## SET TASK
Exclude any images and output the remaining records exactly.

_ _ _ _ _ _ _

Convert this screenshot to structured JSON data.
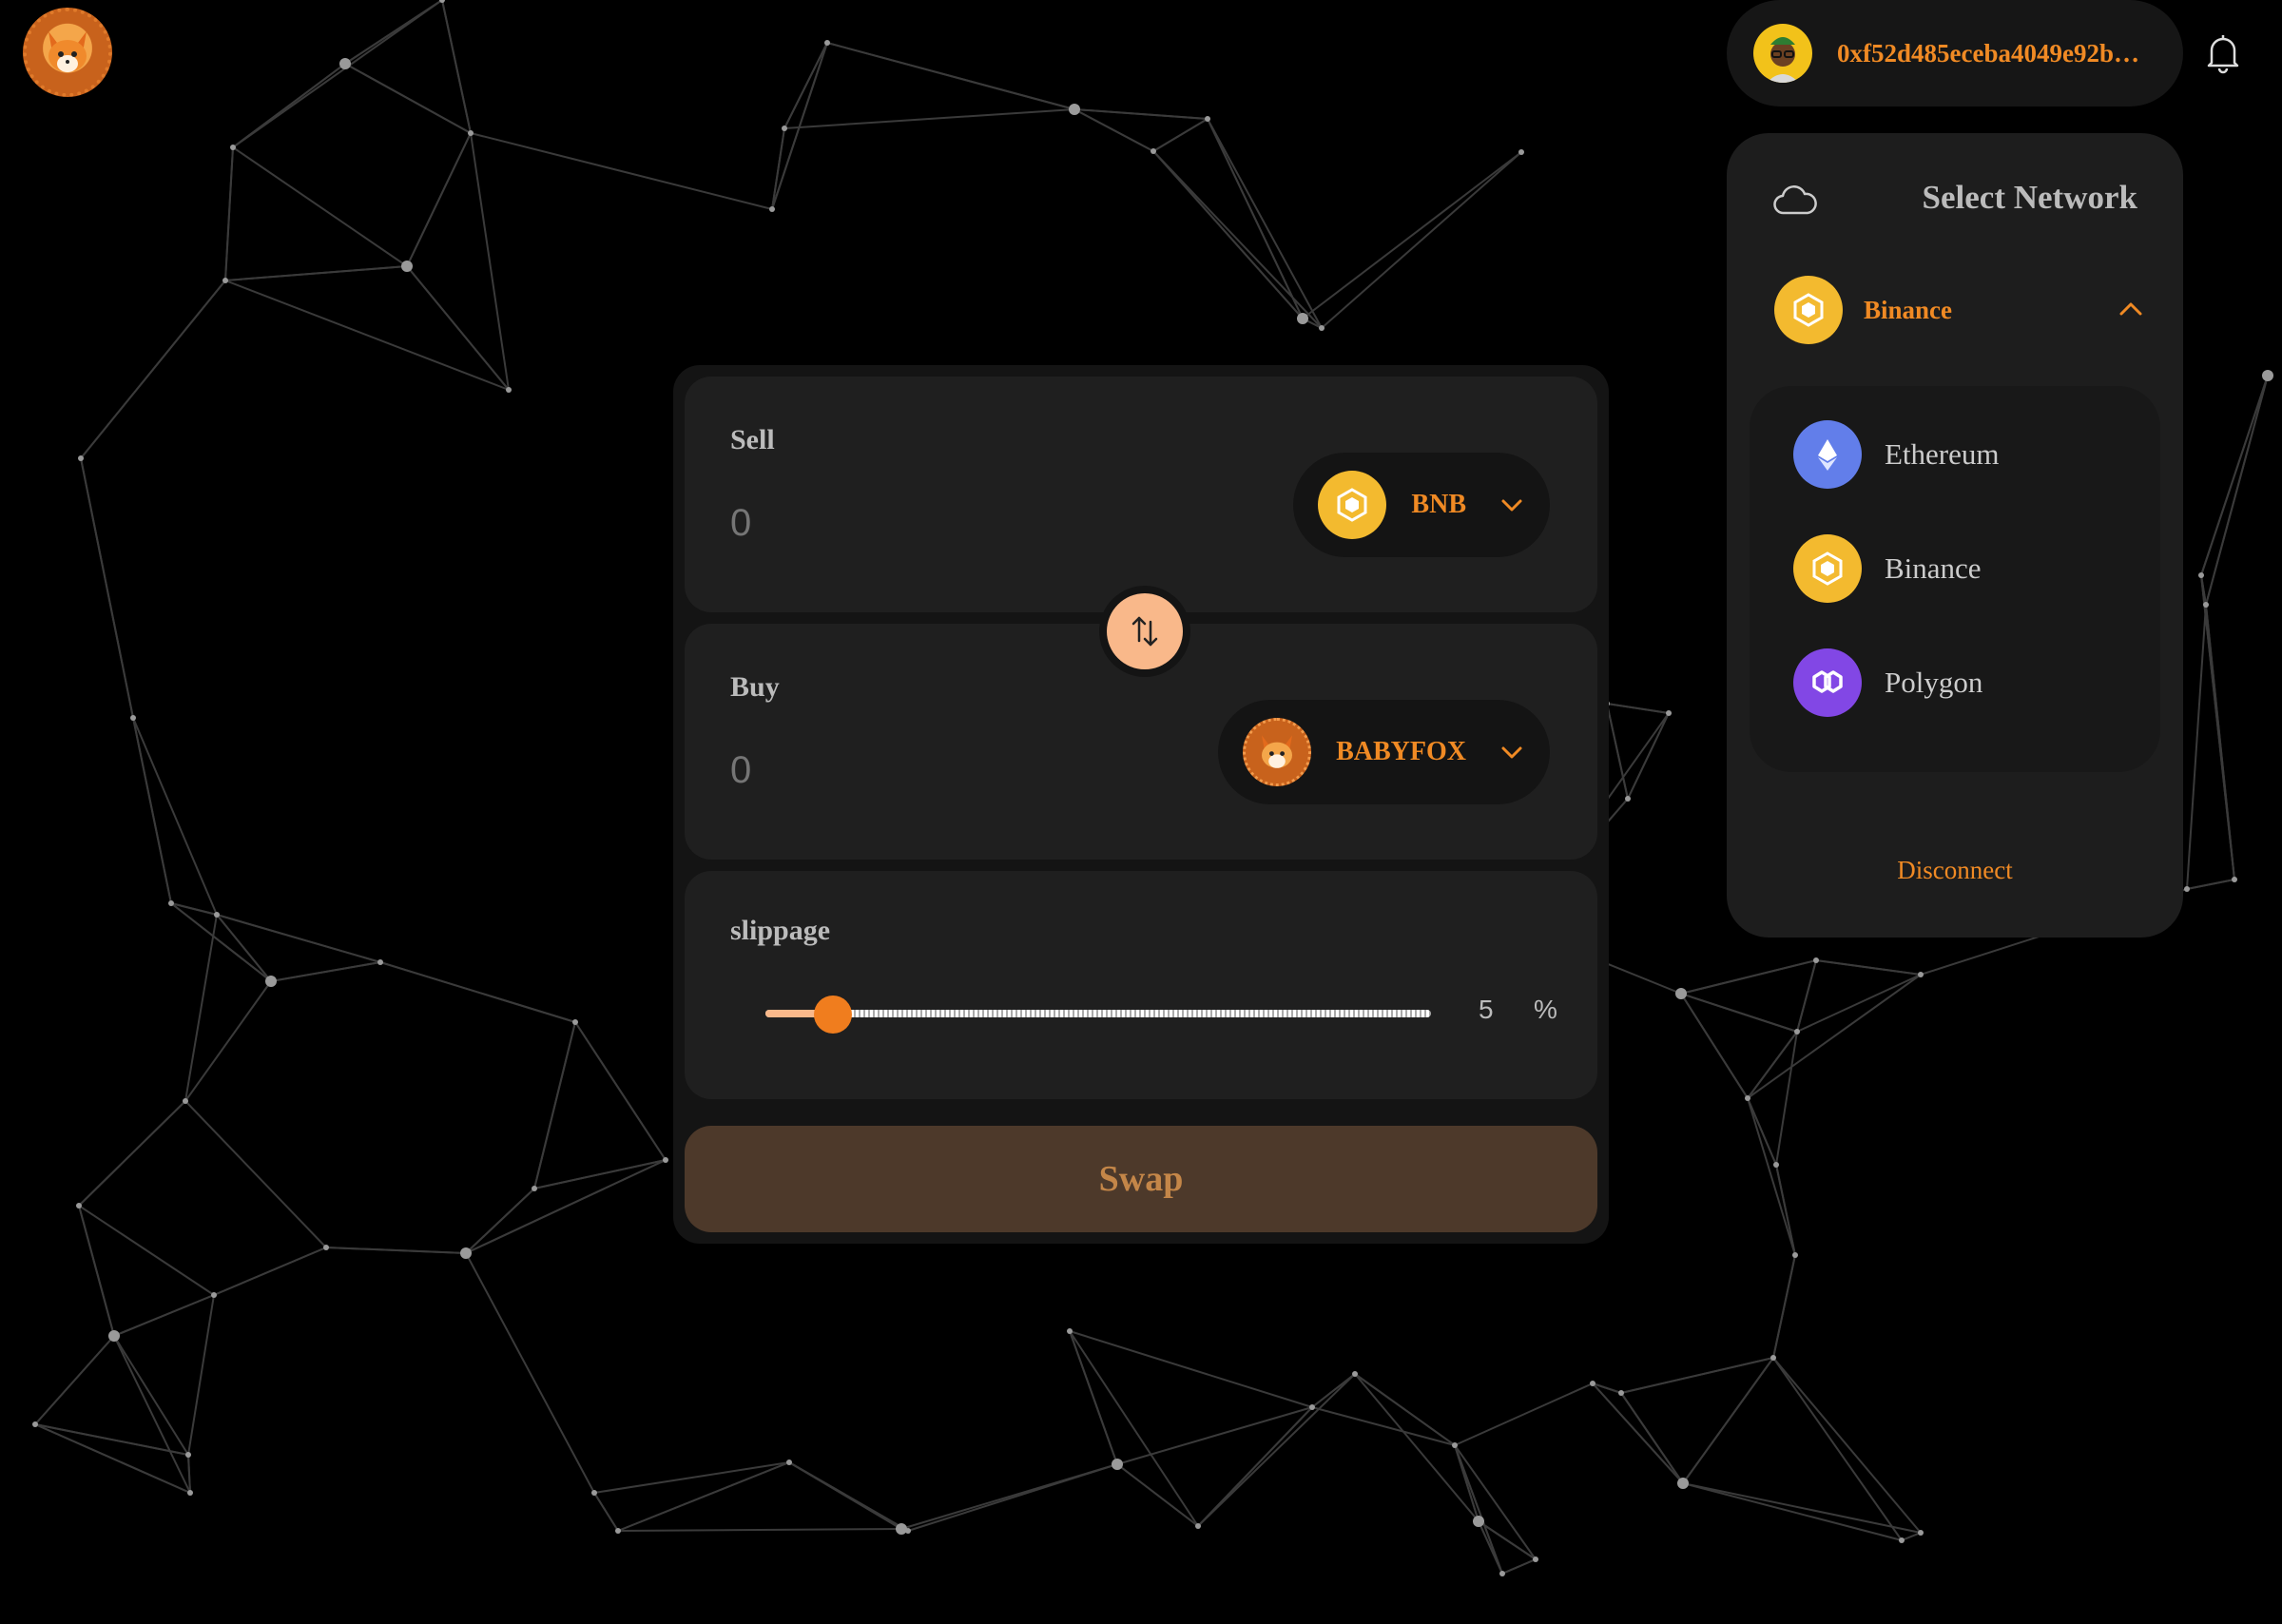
{
  "wallet": {
    "address": "0xf52d485eceba4049e92b…"
  },
  "network_panel": {
    "title": "Select Network",
    "selected": "Binance",
    "options": [
      {
        "label": "Ethereum",
        "icon": "ethereum-icon"
      },
      {
        "label": "Binance",
        "icon": "binance-icon"
      },
      {
        "label": "Polygon",
        "icon": "polygon-icon"
      }
    ],
    "disconnect_label": "Disconnect"
  },
  "swap": {
    "sell": {
      "label": "Sell",
      "amount_placeholder": "0",
      "token": "BNB"
    },
    "buy": {
      "label": "Buy",
      "amount_placeholder": "0",
      "token": "BABYFOX"
    },
    "slippage": {
      "label": "slippage",
      "value": "5",
      "unit": "%",
      "min": 0,
      "max": 100,
      "current": 5
    },
    "swap_label": "Swap"
  },
  "colors": {
    "accent": "#f08a24",
    "binance": "#f3ba2f",
    "ethereum": "#627eea",
    "polygon": "#8247e5",
    "swap_button_bg": "#4d392a",
    "flip_button": "#f9b88a"
  }
}
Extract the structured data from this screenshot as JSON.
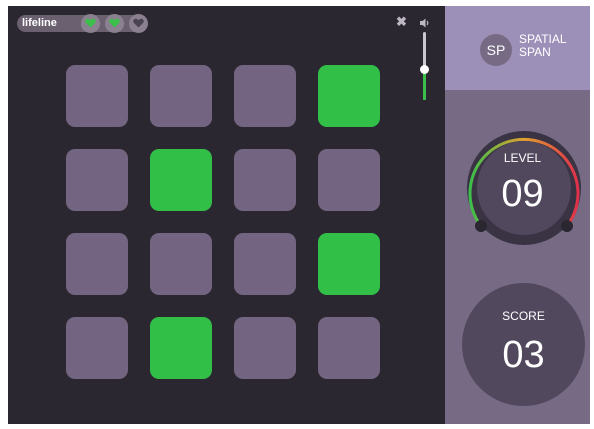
{
  "lifeline": {
    "label": "lifeline",
    "hearts": [
      {
        "state": "full",
        "color": "#3cbf4a",
        "icon": "heart-icon"
      },
      {
        "state": "full",
        "color": "#3cbf4a",
        "icon": "heart-icon"
      },
      {
        "state": "empty",
        "color": "#4a4350",
        "icon": "heart-icon"
      }
    ]
  },
  "controls": {
    "close_icon": "✖",
    "speaker_icon": "speaker-icon",
    "volume_level": 0.45
  },
  "grid": {
    "rows": 4,
    "cols": 4,
    "active_color": "#32bf48",
    "inactive_color": "#736581",
    "cells": [
      [
        false,
        false,
        false,
        true
      ],
      [
        false,
        true,
        false,
        false
      ],
      [
        false,
        false,
        false,
        true
      ],
      [
        false,
        true,
        false,
        false
      ]
    ]
  },
  "game": {
    "logo": "SP",
    "title_line1": "SPATIAL",
    "title_line2": "SPAN"
  },
  "level": {
    "label": "LEVEL",
    "value": "09"
  },
  "score": {
    "label": "SCORE",
    "value": "03"
  },
  "colors": {
    "board_bg": "#2a2730",
    "panel_bg": "#776a84",
    "panel_header_bg": "#9d90b8",
    "gauge_gradient": [
      "#3cbf4a",
      "#e0a030",
      "#e0304a"
    ]
  }
}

_ _ _ _ _ _ _

## WRITTEN RESPONSE
Convert this screenshot to structured JSON data.
{
  "wallet": {
    "address": "0xf52d485eceba4049e92b…"
  },
  "network_panel": {
    "title": "Select Network",
    "selected": "Binance",
    "options": [
      {
        "label": "Ethereum",
        "icon": "ethereum-icon"
      },
      {
        "label": "Binance",
        "icon": "binance-icon"
      },
      {
        "label": "Polygon",
        "icon": "polygon-icon"
      }
    ],
    "disconnect_label": "Disconnect"
  },
  "swap": {
    "sell": {
      "label": "Sell",
      "amount_placeholder": "0",
      "token": "BNB"
    },
    "buy": {
      "label": "Buy",
      "amount_placeholder": "0",
      "token": "BABYFOX"
    },
    "slippage": {
      "label": "slippage",
      "value": "5",
      "unit": "%",
      "min": 0,
      "max": 100,
      "current": 5
    },
    "swap_label": "Swap"
  },
  "colors": {
    "accent": "#f08a24",
    "binance": "#f3ba2f",
    "ethereum": "#627eea",
    "polygon": "#8247e5",
    "swap_button_bg": "#4d392a",
    "flip_button": "#f9b88a"
  }
}
Extract the structured data from this screenshot as JSON.
{
  "lifeline": {
    "label": "lifeline",
    "hearts": [
      {
        "state": "full",
        "color": "#3cbf4a",
        "icon": "heart-icon"
      },
      {
        "state": "full",
        "color": "#3cbf4a",
        "icon": "heart-icon"
      },
      {
        "state": "empty",
        "color": "#4a4350",
        "icon": "heart-icon"
      }
    ]
  },
  "controls": {
    "close_icon": "✖",
    "speaker_icon": "speaker-icon",
    "volume_level": 0.45
  },
  "grid": {
    "rows": 4,
    "cols": 4,
    "active_color": "#32bf48",
    "inactive_color": "#736581",
    "cells": [
      [
        false,
        false,
        false,
        true
      ],
      [
        false,
        true,
        false,
        false
      ],
      [
        false,
        false,
        false,
        true
      ],
      [
        false,
        true,
        false,
        false
      ]
    ]
  },
  "game": {
    "logo": "SP",
    "title_line1": "SPATIAL",
    "title_line2": "SPAN"
  },
  "level": {
    "label": "LEVEL",
    "value": "09"
  },
  "score": {
    "label": "SCORE",
    "value": "03"
  },
  "colors": {
    "board_bg": "#2a2730",
    "panel_bg": "#776a84",
    "panel_header_bg": "#9d90b8",
    "gauge_gradient": [
      "#3cbf4a",
      "#e0a030",
      "#e0304a"
    ]
  }
}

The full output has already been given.